▶ **Selección**:

+++++

Esta unión dinástica fue acompañada de un esfuerzo de fortalecimiento de la autoridad real y de la cohesión del reino. Según la visión de la época, esa cohesión debía producirse entorno a la religión, por lo que los reyes completaron la labor de la reconquista contra el Islam, con la expulsión de la más importante minoría religiosa de sus dominios, que eran los judíos. Establecidos en España desde la Antigüedad, los judíos habían constituido una minoría próspera e influyente en terrenos como la artesanía, la cultura y las finanzas; sus comunidades mantenían plenamente su identidad cultural y religiosa, y convivían habitualmente en un clima de tolerancia en los reinos medievales; no obstante, la violencia contra los judíos se desataba periódicamente por motivos casi siempre irracionales. Los pogromos antisemitas se intensificaron en la Baja Edad Media (especialmente desde 1391), en un proceso que concluyó con la expulsión de los judíos de todos los reinos españoles en 1492. Obligados a marchar o convertirse, la mayoría de los judíos españoles se dispersaron por el norte de África y el Mediterráneo, dando origen a la diáspora de los judíos sefardíes (que han conservado hasta nuestros días la memoria de su origen en Sefarad, nombre judío de España). La economía y la cultura de Castilla y de Aragón sufrieron gravemente por el abandono forzoso del país de tantos intelectuales, comerciantes y artesanos cualificados como había entre los judíos.

+++++

▶ **Registros proporcionados**:
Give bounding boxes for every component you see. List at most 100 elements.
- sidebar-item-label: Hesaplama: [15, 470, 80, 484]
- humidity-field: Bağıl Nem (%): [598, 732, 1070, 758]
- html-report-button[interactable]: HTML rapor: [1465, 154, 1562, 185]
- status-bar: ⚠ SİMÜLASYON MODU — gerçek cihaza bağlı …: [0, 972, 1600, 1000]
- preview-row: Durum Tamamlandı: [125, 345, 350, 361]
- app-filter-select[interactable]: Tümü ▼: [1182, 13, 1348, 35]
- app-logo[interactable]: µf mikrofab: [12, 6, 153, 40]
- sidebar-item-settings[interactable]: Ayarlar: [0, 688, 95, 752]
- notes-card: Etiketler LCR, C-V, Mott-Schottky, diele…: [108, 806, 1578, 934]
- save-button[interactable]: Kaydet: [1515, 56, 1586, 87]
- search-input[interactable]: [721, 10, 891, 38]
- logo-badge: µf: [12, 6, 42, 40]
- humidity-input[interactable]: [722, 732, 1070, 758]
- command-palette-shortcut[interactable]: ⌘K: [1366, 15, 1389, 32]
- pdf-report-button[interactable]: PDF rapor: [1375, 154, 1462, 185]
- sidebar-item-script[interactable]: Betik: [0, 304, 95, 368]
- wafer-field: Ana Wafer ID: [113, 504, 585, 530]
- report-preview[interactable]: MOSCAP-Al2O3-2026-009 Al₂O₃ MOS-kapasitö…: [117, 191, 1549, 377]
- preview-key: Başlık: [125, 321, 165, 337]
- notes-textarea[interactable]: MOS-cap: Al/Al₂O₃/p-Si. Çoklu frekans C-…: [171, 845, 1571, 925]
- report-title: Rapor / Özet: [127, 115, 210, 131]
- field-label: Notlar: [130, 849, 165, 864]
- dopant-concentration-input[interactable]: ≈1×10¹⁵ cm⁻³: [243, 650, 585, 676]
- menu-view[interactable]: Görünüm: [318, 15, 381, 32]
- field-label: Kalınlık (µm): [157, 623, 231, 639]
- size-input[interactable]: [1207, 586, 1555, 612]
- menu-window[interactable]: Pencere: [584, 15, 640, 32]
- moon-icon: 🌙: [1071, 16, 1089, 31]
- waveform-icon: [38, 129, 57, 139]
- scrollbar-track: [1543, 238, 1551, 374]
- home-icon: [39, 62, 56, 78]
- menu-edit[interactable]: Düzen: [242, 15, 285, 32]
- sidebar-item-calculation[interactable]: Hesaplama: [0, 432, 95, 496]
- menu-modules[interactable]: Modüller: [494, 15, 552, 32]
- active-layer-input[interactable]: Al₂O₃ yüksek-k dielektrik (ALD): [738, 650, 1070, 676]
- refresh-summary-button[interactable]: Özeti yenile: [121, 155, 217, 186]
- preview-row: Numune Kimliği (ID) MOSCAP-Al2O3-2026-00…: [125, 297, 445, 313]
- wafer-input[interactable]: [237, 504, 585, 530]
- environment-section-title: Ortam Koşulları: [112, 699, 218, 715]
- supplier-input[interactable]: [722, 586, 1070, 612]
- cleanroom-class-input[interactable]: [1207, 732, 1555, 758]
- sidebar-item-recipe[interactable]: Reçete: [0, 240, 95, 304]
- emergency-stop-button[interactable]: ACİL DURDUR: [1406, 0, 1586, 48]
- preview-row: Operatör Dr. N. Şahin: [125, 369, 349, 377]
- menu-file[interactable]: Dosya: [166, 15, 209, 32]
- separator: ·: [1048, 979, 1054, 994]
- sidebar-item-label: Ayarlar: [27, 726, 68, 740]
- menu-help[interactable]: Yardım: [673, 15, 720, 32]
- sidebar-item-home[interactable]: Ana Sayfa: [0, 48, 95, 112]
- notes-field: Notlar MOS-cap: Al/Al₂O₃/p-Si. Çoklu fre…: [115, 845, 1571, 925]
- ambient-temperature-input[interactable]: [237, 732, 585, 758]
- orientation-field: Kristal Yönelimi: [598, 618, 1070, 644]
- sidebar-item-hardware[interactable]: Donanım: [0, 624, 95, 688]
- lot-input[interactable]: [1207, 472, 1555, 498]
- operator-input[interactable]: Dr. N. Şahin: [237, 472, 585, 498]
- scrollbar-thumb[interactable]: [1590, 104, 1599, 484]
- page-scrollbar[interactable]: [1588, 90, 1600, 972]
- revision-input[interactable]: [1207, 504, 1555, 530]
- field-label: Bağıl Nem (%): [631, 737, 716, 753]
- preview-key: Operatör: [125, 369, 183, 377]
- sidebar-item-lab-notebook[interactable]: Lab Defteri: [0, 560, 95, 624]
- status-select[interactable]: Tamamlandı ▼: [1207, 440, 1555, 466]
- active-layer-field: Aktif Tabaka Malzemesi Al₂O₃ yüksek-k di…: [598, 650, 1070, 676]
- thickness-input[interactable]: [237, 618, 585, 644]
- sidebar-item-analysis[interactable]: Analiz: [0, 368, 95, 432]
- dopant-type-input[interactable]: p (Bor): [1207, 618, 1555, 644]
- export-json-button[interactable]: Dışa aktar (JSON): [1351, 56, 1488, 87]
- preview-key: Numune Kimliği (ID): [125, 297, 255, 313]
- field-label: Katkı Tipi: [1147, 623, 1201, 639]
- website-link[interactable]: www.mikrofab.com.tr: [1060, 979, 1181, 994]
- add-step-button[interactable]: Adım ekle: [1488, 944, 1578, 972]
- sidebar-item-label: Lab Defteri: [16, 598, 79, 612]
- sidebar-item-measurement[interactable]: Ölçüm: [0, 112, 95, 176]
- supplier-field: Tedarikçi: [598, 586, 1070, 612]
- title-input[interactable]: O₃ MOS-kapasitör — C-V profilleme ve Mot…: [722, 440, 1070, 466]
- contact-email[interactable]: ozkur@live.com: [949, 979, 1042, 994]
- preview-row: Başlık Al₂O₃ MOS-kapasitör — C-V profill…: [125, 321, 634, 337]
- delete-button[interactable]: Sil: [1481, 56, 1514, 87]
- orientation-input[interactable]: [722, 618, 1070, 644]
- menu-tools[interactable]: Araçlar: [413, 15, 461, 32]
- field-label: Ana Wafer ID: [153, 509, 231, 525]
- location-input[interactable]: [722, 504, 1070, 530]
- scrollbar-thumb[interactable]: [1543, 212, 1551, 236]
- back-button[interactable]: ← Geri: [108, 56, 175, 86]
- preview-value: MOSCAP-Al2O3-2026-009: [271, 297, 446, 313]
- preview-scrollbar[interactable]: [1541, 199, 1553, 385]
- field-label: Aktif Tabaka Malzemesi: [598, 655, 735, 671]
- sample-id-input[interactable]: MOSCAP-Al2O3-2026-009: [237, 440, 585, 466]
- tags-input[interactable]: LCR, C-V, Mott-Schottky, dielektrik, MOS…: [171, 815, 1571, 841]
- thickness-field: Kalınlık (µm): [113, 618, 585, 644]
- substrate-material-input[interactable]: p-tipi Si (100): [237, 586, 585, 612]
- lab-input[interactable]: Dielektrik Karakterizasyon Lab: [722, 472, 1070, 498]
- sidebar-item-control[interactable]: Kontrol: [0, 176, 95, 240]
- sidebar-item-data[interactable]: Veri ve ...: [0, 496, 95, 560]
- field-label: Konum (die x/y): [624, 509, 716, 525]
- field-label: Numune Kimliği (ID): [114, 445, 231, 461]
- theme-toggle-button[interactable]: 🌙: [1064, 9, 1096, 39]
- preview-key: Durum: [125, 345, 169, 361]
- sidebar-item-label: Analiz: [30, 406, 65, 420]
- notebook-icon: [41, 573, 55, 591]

+++++

Prolonga el texto sobre la expulsión de los judíos de los reinos españoles con nuevas oraciones que sigan a su última frase.

▶ **Resultado del ejercicio**:
Otra minoría religiosa y cultural importante eran los moriscosmusulmanes que habían permanecido en territorio español después de la reconquista cristiana. Los monarcas habían prometido respetar sus creencias y costumbres, pero no tardaron en buscar su cristianización más o menos forzosa. Ello deterioró las relaciones de la Monarquía con la población morisca, hasta provocar la Rebelión de las Alpujarras (Granada) de 1500 a 1502. Derrotados por los ejércitos reales, los musulmanes españoles fueron obligados a convertirse y parte del núcleo granadino se dispersó por el interior. En la práctica, siguieron manteniendo su propia cultura y religión, que practicaron en la clandestinidad. Para la Monarquía Hispana constituirían siempre una preocupación, por lo que suponían de desafío a la unidad religiosa y por el temor a que colaboraran con los turcos y berberiscos que amenazaban el poder cristiano en el Mediterráneo. Felipe II haría frente a una nueva sublevación morisca entre 1568 y 1570, que se saldó de nuevo con la victoria real y la deportación de los granadinos hacia otras zonas de la península. Y, finalmente, Felipe III decretó su expulsión de la Monarquía en 1610, siguiendo el ejemplo de la expulsión de los judíos en 1492; las consecuencias fueron similares, con un empobrecimiento cultural y económico de España (que en este caso afectó sobre todo a la agricultura especializada de las regiones hortofrutícolas mediterráneas) y una dispersión de comunidades moriscas por los países del Magreb.

Además de los judíos y los moriscos, también los gitanos fueron perseguidos por la Monarquía Hispana en esta época de intolerancia, debido a su forma de vida nómada y separada, que las autoridades consideraban incompatible con el tipo de sociedad que pretendían, monolíticamente agrupada entorno a la Corona y la religión católica.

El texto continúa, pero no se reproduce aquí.